Source records:
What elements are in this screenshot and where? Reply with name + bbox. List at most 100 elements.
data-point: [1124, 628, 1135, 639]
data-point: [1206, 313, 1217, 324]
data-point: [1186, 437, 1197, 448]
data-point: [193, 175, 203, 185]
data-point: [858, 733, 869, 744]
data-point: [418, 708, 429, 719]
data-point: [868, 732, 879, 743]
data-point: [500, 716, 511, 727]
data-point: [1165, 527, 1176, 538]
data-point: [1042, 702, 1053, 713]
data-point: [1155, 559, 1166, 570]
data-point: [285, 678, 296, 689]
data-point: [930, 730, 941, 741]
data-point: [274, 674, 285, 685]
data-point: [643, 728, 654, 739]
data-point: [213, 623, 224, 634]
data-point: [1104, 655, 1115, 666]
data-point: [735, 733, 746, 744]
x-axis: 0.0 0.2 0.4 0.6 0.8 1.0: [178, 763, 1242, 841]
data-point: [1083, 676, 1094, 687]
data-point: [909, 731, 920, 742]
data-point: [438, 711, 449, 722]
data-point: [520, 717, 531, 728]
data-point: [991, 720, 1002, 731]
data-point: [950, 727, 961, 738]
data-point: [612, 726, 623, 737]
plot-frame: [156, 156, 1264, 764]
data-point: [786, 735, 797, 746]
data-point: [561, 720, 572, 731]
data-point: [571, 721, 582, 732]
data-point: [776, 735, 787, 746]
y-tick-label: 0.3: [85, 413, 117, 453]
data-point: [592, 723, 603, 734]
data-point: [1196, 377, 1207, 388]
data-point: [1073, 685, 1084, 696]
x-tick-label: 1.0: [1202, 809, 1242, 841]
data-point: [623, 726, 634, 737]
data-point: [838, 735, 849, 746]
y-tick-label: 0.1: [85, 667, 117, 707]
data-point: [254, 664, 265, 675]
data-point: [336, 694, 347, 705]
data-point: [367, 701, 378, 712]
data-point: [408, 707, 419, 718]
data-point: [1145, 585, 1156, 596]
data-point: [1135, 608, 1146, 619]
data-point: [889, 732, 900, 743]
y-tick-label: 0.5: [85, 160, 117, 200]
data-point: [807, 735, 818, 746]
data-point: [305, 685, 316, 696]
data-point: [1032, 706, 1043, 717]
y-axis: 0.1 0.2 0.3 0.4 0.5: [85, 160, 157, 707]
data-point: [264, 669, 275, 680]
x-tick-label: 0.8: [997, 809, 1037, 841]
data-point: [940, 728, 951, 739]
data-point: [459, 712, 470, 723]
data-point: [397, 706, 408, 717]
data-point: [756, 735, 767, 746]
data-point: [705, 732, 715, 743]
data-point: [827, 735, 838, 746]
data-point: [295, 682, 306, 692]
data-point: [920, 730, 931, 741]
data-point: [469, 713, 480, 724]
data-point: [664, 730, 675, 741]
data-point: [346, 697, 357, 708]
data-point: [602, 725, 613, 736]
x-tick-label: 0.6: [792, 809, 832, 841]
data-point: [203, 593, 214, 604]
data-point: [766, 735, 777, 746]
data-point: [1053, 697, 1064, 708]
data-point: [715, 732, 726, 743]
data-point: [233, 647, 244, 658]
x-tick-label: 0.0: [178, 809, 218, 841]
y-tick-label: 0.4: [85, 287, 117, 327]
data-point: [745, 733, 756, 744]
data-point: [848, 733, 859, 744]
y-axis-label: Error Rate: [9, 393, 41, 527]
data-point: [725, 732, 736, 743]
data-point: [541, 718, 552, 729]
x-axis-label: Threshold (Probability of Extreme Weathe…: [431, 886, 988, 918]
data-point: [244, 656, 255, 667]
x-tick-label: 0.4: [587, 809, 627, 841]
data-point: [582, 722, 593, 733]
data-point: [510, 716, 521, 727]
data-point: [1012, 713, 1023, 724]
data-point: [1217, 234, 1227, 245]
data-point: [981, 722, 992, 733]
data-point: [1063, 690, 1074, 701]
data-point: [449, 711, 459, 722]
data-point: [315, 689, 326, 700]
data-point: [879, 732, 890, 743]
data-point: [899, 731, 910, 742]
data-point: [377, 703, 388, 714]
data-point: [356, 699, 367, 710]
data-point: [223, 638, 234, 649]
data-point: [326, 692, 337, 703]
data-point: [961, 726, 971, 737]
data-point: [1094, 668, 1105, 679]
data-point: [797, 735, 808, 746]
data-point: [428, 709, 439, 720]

Task to carry out:
Recast every line of the items above as a Markdown table with two columns, Row and Line. Number the rows in order and omit blank lines.

Written response:
| Row | Line |
|---|---|
| 1 | What elements are in this screenshot and where? Reply with name + bbox. List at most 100 elements. |
| 2 | data-point: [1124, 628, 1135, 639] |
| 3 | data-point: [1206, 313, 1217, 324] |
| 4 | data-point: [1186, 437, 1197, 448] |
| 5 | data-point: [193, 175, 203, 185] |
| 6 | data-point: [858, 733, 869, 744] |
| 7 | data-point: [418, 708, 429, 719] |
| 8 | data-point: [868, 732, 879, 743] |
| 9 | data-point: [500, 716, 511, 727] |
| 10 | data-point: [1165, 527, 1176, 538] |
| 11 | data-point: [1042, 702, 1053, 713] |
| 12 | data-point: [1155, 559, 1166, 570] |
| 13 | data-point: [285, 678, 296, 689] |
| 14 | data-point: [930, 730, 941, 741] |
| 15 | data-point: [274, 674, 285, 685] |
| 16 | data-point: [643, 728, 654, 739] |
| 17 | data-point: [213, 623, 224, 634] |
| 18 | data-point: [1104, 655, 1115, 666] |
| 19 | data-point: [735, 733, 746, 744] |
| 20 | x-axis: 0.0 0.2 0.4 0.6 0.8 1.0: [178, 763, 1242, 841] |
| 21 | data-point: [1083, 676, 1094, 687] |
| 22 | data-point: [909, 731, 920, 742] |
| 23 | data-point: [438, 711, 449, 722] |
| 24 | data-point: [520, 717, 531, 728] |
| 25 | data-point: [991, 720, 1002, 731] |
| 26 | data-point: [950, 727, 961, 738] |
| 27 | data-point: [612, 726, 623, 737] |
| 28 | plot-frame: [156, 156, 1264, 764] |
| 29 | data-point: [786, 735, 797, 746] |
| 30 | data-point: [561, 720, 572, 731] |
| 31 | data-point: [571, 721, 582, 732] |
| 32 | data-point: [776, 735, 787, 746] |
| 33 | y-tick-label: 0.3: [85, 413, 117, 453] |
| 34 | data-point: [592, 723, 603, 734] |
| 35 | data-point: [1196, 377, 1207, 388] |
| 36 | data-point: [1073, 685, 1084, 696] |
| 37 | x-tick-label: 1.0: [1202, 809, 1242, 841] |
| 38 | data-point: [623, 726, 634, 737] |
| 39 | data-point: [838, 735, 849, 746] |
| 40 | y-tick-label: 0.1: [85, 667, 117, 707] |
| 41 | data-point: [254, 664, 265, 675] |
| 42 | data-point: [336, 694, 347, 705] |
| 43 | data-point: [367, 701, 378, 712] |
| 44 | data-point: [408, 707, 419, 718] |
| 45 | data-point: [1145, 585, 1156, 596] |
| 46 | data-point: [1135, 608, 1146, 619] |
| 47 | data-point: [889, 732, 900, 743] |
| 48 | y-tick-label: 0.5: [85, 160, 117, 200] |
| 49 | data-point: [807, 735, 818, 746] |
| 50 | data-point: [305, 685, 316, 696] |
| 51 | data-point: [1032, 706, 1043, 717] |
| 52 | y-axis: 0.1 0.2 0.3 0.4 0.5: [85, 160, 157, 707] |
| 53 | data-point: [264, 669, 275, 680] |
| 54 | x-tick-label: 0.8: [997, 809, 1037, 841] |
| 55 | data-point: [940, 728, 951, 739] |
| 56 | data-point: [459, 712, 470, 723] |
| 57 | data-point: [397, 706, 408, 717] |
| 58 | data-point: [756, 735, 767, 746] |
| 59 | data-point: [705, 732, 715, 743] |
| 60 | data-point: [827, 735, 838, 746] |
| 61 | data-point: [295, 682, 306, 692] |
| 62 | data-point: [920, 730, 931, 741] |
| 63 | data-point: [469, 713, 480, 724] |
| 64 | data-point: [664, 730, 675, 741] |
| 65 | data-point: [346, 697, 357, 708] |
| 66 | data-point: [602, 725, 613, 736] |
| 67 | x-tick-label: 0.6: [792, 809, 832, 841] |
| 68 | data-point: [203, 593, 214, 604] |
| 69 | data-point: [766, 735, 777, 746] |
| 70 | data-point: [1053, 697, 1064, 708] |
| 71 | data-point: [715, 732, 726, 743] |
| 72 | data-point: [233, 647, 244, 658] |
| 73 | x-tick-label: 0.0: [178, 809, 218, 841] |
| 74 | y-tick-label: 0.4: [85, 287, 117, 327] |
| 75 | data-point: [745, 733, 756, 744] |
| 76 | data-point: [848, 733, 859, 744] |
| 77 | y-axis-label: Error Rate: [9, 393, 41, 527] |
| 78 | data-point: [725, 732, 736, 743] |
| 79 | data-point: [541, 718, 552, 729] |
| 80 | x-axis-label: Threshold (Probability of Extreme Weathe…: [431, 886, 988, 918] |
| 81 | data-point: [244, 656, 255, 667] |
| 82 | x-tick-label: 0.4: [587, 809, 627, 841] |
| 83 | data-point: [582, 722, 593, 733] |
| 84 | data-point: [510, 716, 521, 727] |
| 85 | data-point: [1012, 713, 1023, 724] |
| 86 | data-point: [1217, 234, 1227, 245] |
| 87 | data-point: [981, 722, 992, 733] |
| 88 | data-point: [1063, 690, 1074, 701] |
| 89 | data-point: [449, 711, 459, 722] |
| 90 | data-point: [315, 689, 326, 700] |
| 91 | data-point: [879, 732, 890, 743] |
| 92 | data-point: [899, 731, 910, 742] |
| 93 | data-point: [377, 703, 388, 714] |
| 94 | data-point: [356, 699, 367, 710] |
| 95 | data-point: [223, 638, 234, 649] |
| 96 | data-point: [326, 692, 337, 703] |
| 97 | data-point: [961, 726, 971, 737] |
| 98 | data-point: [1094, 668, 1105, 679] |
| 99 | data-point: [797, 735, 808, 746] |
| 100 | data-point: [428, 709, 439, 720] |